-- Start of PAGE EXCERPT --

Warning: This story contains descriptions of suicide and sexual violence
Emerging from the shadows, eyes cast heavenward, her head tilted back, breasts bare, Lucretia contemplates the unthinkable: whether to take the dagger she grasps in her hand and plunge it into her chest.
The J. Paul Getty Museum has acquired a major work by Artemisia Gentileschi, the most celebrated woman painter of 17th-century Italy. Recently rediscovered after having been in private collections for centuries, the painting represents the artist at the height of her expressive powers and demonstrates her ambition for depicting historical subjects, something that was virtually unprecedented for a female artist in her day.
The subject, which Gentileschi painted several times over the course of her career, no doubt had very personal significance for her: like Lucretia, the Roman heroine who took her own life after having been raped, Artemisia experienced sexual violence as a young woman.
“Although renowned in her day as a painter of outstanding ability, Artemisia suffered from the long shadow cast by her more famous and celebrated father Orazio Gentileschi (of whom the Getty has two major works, Lot and His Daughters and the recently acquired Danaë and the Shower of Gold),” said Timothy Potts, Maria Hummer-Tuttle and Robert Tuttle Director of the J. Paul Getty Museum. “A thorough reassessment of her place in baroque art had to wait until the late-20th century, since then she has become one of the most sought-after painters of the 17th century. Her achievement as a painter of powerful and dramatic history subjects is all the more remarkable for the abuse and prejudice that she suffered in her personal life—and which is palpably present in Lucretia’s suicide, and other of her paintings where the central protagonist is a wronged or abused woman. In this and many other ways, Artemisia’s Lucretia will open a window for our visitors onto important issues of injustice, prejudice, and abuse that lie below the beguilingly beautiful surfaces of such works.”

-- End of PAGE EXCERPT --
-- Start of DATASET EXTRACT --

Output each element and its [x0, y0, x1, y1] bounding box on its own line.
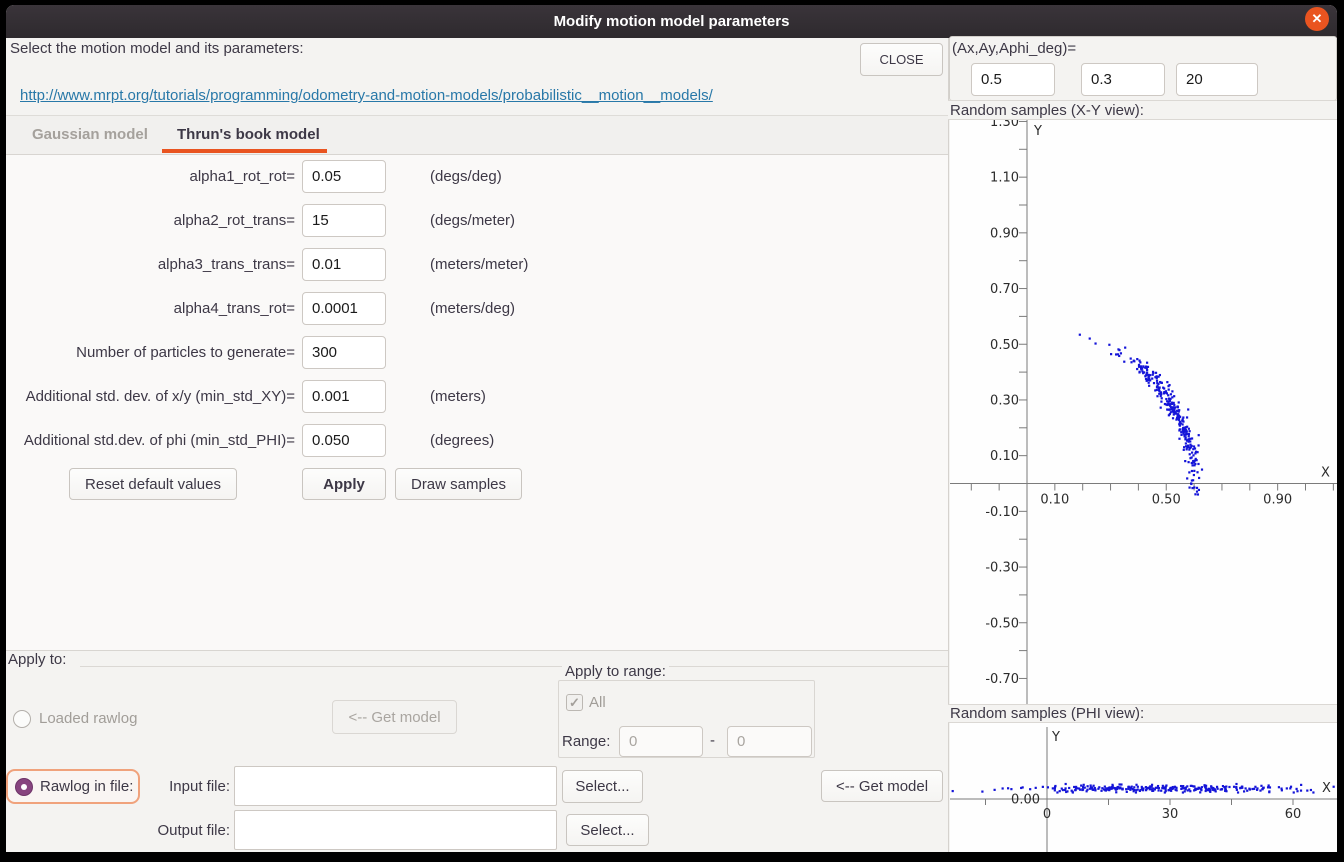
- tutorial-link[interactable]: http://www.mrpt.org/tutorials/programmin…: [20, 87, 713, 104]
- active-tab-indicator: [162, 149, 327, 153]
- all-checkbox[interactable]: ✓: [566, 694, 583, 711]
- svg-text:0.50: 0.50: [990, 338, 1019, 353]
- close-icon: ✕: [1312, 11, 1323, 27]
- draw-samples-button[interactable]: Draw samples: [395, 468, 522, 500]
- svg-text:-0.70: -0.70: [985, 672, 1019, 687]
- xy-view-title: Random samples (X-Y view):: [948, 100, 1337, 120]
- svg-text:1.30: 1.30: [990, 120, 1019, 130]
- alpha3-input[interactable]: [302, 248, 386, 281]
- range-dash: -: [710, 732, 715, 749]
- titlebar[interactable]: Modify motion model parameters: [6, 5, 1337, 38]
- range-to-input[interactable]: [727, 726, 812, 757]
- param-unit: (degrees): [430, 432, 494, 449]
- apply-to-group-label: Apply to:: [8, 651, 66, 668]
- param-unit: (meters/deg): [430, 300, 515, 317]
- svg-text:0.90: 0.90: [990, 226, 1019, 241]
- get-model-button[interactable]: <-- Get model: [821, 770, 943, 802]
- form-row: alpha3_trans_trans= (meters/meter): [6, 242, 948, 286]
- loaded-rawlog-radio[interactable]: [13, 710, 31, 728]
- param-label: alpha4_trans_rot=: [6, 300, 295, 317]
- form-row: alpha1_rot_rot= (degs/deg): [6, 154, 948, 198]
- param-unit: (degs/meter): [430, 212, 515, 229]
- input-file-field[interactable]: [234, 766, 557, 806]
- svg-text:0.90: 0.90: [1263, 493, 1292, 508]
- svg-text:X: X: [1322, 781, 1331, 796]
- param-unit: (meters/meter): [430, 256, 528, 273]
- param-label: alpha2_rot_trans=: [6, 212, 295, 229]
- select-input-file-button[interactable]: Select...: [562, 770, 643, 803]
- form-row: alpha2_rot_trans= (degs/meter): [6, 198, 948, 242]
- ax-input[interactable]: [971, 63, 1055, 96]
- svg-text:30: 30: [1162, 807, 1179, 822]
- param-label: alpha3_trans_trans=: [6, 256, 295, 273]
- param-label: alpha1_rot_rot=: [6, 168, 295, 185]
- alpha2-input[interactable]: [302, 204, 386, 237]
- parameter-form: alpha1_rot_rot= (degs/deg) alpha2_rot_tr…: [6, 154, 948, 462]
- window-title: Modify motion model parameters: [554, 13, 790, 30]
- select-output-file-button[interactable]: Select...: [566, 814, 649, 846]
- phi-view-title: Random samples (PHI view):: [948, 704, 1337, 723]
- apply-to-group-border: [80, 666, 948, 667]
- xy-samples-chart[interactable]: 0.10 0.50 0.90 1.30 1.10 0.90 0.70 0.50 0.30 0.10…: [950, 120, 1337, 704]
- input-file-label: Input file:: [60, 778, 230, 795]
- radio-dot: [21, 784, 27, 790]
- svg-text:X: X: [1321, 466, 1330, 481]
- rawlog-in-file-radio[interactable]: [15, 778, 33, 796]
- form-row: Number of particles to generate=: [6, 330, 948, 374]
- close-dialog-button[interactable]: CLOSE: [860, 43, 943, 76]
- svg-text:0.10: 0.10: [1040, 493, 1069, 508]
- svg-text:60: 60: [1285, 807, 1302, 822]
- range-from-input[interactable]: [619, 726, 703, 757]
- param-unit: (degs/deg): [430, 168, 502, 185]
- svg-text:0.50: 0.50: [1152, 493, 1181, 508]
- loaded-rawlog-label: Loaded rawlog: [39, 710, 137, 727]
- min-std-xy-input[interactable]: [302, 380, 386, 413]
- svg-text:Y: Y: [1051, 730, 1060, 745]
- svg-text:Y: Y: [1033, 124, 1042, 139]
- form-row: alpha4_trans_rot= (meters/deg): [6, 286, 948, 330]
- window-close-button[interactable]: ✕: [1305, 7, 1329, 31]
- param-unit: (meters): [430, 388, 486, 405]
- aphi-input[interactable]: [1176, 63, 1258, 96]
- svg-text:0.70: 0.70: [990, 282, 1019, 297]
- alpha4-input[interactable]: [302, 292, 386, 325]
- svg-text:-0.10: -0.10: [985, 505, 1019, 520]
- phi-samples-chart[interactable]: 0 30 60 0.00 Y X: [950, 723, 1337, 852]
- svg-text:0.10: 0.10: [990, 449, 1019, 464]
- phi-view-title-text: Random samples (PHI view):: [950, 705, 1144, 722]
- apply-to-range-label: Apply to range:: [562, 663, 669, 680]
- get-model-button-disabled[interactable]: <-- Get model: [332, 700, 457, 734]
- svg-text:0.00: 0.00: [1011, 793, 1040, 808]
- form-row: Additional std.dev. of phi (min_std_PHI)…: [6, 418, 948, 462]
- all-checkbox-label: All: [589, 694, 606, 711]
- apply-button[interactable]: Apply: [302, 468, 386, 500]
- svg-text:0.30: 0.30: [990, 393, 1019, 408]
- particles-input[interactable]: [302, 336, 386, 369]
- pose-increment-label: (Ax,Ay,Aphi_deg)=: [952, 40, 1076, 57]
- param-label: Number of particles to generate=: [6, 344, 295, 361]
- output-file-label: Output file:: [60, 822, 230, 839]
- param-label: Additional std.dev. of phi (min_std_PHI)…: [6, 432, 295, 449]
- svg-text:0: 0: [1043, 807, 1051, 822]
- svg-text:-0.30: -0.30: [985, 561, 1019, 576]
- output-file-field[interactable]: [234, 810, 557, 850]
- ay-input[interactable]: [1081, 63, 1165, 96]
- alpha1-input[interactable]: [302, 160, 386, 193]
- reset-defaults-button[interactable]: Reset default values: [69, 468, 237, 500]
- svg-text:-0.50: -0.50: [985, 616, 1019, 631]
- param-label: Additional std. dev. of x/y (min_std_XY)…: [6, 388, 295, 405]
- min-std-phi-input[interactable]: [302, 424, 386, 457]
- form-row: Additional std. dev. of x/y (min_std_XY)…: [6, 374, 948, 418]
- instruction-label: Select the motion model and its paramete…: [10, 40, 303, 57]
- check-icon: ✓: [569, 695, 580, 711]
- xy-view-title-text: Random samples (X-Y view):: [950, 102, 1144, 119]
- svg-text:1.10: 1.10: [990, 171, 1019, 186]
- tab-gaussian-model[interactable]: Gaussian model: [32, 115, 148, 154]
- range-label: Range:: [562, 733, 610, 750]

-- End of DATASET EXTRACT --
-- Start of DATASET EXTRACT --

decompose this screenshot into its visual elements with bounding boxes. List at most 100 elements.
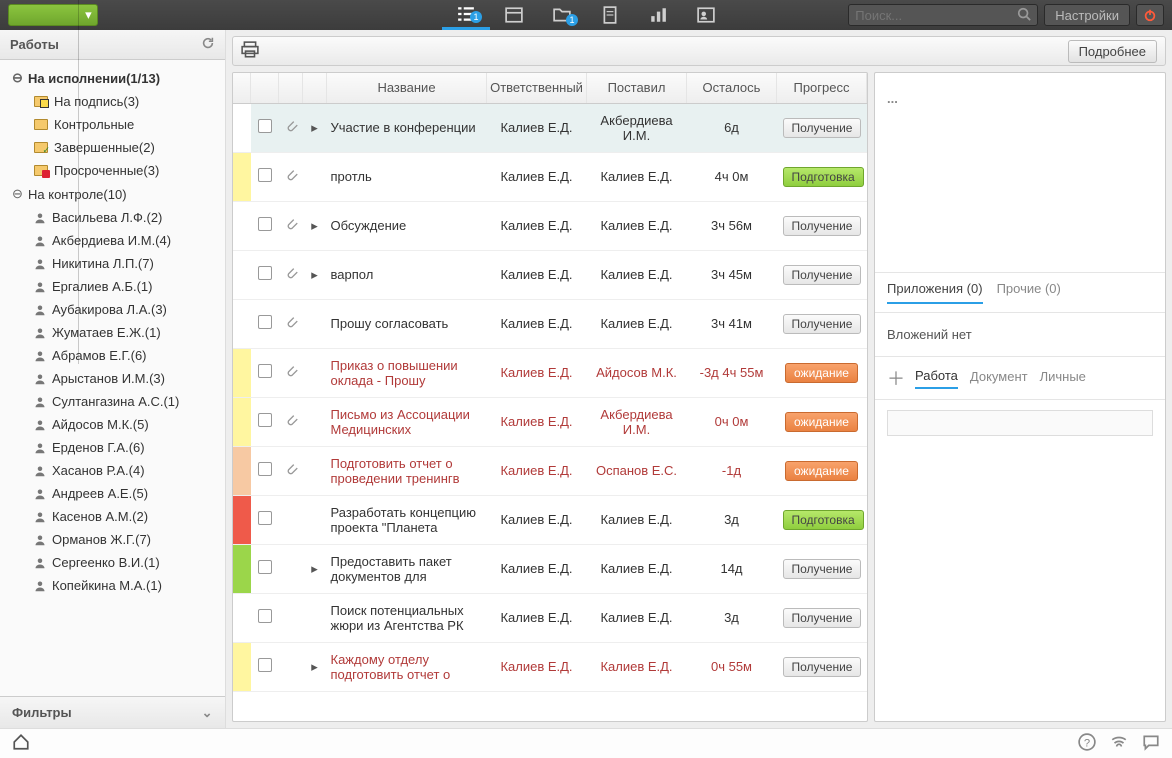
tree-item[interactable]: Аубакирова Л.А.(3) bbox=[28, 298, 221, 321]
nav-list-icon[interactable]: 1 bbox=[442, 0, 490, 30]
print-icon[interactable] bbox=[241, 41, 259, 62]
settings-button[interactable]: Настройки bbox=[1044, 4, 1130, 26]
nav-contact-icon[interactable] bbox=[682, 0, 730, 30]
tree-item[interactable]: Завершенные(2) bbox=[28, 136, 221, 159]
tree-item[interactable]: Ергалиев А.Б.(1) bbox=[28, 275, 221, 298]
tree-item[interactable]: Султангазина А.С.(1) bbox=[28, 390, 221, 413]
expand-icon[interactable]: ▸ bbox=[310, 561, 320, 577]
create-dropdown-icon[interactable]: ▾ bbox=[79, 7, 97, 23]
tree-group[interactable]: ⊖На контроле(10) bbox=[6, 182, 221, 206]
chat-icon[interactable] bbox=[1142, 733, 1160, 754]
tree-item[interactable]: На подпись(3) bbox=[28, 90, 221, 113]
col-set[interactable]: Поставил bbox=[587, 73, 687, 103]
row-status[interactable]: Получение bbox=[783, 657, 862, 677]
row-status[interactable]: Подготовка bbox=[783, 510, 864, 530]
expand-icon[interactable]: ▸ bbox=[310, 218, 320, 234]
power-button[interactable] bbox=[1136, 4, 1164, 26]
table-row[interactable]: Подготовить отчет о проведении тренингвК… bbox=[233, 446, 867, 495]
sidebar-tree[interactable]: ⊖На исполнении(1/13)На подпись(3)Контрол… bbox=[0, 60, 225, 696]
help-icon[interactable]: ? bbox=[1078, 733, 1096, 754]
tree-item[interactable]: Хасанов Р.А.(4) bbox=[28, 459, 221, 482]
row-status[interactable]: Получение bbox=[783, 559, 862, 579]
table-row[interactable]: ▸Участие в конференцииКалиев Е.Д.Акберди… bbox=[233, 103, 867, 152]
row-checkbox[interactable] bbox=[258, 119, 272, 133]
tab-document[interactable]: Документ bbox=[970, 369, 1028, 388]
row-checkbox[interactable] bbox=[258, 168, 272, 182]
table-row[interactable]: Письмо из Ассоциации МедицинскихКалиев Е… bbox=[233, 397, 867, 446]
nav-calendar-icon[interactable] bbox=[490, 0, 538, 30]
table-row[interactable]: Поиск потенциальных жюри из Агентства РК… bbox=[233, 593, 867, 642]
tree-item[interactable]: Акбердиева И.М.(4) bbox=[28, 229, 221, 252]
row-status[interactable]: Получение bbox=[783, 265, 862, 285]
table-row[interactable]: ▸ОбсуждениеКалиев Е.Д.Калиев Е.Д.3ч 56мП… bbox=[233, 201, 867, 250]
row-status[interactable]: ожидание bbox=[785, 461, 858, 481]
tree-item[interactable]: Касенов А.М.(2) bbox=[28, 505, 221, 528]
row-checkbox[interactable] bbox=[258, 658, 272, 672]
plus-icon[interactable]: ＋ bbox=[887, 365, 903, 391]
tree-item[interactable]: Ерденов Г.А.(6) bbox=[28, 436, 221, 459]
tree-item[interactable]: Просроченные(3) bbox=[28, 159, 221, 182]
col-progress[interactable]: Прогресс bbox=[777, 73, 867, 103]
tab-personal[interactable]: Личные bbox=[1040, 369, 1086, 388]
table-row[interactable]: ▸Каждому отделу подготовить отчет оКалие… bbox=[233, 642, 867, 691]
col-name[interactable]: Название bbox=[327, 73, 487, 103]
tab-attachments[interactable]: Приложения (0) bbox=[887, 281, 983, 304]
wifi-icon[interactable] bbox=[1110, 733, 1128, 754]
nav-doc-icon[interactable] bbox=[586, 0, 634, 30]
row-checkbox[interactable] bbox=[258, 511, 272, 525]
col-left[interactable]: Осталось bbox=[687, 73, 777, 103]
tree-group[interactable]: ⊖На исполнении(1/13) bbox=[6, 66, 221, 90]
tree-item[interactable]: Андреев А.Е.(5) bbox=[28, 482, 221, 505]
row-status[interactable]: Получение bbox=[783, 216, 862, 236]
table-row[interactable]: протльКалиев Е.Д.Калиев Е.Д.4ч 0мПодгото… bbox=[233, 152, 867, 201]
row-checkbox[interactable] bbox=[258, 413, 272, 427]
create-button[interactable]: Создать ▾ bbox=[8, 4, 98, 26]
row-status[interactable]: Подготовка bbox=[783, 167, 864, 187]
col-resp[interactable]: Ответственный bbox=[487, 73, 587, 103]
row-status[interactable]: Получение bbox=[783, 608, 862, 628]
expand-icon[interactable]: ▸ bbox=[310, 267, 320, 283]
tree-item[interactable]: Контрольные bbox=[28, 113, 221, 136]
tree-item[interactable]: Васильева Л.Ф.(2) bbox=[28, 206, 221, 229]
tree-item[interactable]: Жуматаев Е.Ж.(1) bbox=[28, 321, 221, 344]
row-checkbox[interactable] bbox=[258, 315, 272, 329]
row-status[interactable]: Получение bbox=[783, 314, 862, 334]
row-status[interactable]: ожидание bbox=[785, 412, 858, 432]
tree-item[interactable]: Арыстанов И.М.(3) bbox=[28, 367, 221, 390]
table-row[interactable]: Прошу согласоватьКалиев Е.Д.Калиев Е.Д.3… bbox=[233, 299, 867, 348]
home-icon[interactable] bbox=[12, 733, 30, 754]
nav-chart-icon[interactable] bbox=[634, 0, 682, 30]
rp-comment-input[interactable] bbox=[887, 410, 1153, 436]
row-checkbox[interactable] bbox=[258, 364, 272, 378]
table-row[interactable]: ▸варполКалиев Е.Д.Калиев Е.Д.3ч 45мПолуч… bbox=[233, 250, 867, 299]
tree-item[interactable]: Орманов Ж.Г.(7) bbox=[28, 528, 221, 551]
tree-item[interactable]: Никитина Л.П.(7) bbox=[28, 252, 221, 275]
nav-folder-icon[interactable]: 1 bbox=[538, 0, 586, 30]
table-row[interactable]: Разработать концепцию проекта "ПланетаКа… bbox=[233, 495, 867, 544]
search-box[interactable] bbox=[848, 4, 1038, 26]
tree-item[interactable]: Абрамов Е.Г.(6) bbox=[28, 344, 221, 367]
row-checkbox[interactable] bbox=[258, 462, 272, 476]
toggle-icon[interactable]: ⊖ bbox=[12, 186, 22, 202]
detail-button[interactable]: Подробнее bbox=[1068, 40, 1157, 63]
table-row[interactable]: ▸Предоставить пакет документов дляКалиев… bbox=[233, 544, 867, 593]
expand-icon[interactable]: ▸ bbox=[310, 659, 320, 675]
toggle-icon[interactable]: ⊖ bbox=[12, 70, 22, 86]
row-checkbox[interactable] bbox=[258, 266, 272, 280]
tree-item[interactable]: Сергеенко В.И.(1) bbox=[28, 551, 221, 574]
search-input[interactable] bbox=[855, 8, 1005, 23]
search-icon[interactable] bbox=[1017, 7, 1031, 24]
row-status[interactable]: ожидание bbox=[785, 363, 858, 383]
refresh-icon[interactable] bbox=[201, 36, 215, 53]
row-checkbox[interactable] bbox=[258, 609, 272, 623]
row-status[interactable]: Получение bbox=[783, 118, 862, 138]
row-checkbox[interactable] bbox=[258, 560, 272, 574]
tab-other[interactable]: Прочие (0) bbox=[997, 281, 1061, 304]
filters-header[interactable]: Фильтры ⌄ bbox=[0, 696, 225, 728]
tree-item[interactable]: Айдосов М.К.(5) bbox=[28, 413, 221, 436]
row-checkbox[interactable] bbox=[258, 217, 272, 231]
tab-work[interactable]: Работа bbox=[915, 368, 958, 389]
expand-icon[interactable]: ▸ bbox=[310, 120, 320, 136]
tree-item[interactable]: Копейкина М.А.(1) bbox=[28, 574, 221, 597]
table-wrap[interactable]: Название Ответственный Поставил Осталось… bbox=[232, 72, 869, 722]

-- End of DATASET EXTRACT --

DIRECTIONS ▸
1 – Copy the article on Artemisia Gentileschi's Lucretia from "Warning: This story" to "in her day.".
2 – For each statement, answer yes or no according to the article on Artemisia Gentileschi's Lucretia, and quote the words that settle it. (a) The painting spent centuries in private collections before it was rediscovered. (b) The Getty owns no works by Orazio Gentileschi. (c) Gentileschi painted the subject of Lucretia only once.
These rows come from a different source than the article.

ANSWERS ▸
1 –
Warning: This story contains descriptions of suicide and sexual violence
Emerging from the shadows, eyes cast heavenward, her head tilted back, breasts bare, Lucretia contemplates the unthinkable: whether to take the dagger she grasps in her hand and plunge it into her chest.
The J. Paul Getty Museum has acquired a major work by Artemisia Gentileschi, the most celebrated woman painter of 17th-century Italy. Recently rediscovered after having been in private collections for centuries, the painting represents the artist at the height of her expressive powers and demonstrates her ambition for depicting historical subjects, something that was virtually unprecedented for a female artist in her day.

2 –
(a) Yes: "Recently rediscovered after having been in private collections for centuries"
(b) No: "of whom the Getty has two major works, Lot and His Daughters and the recently acquired Danaë and the Shower of Gold"
(c) No: "The subject, which Gentileschi painted several times over the course of her career"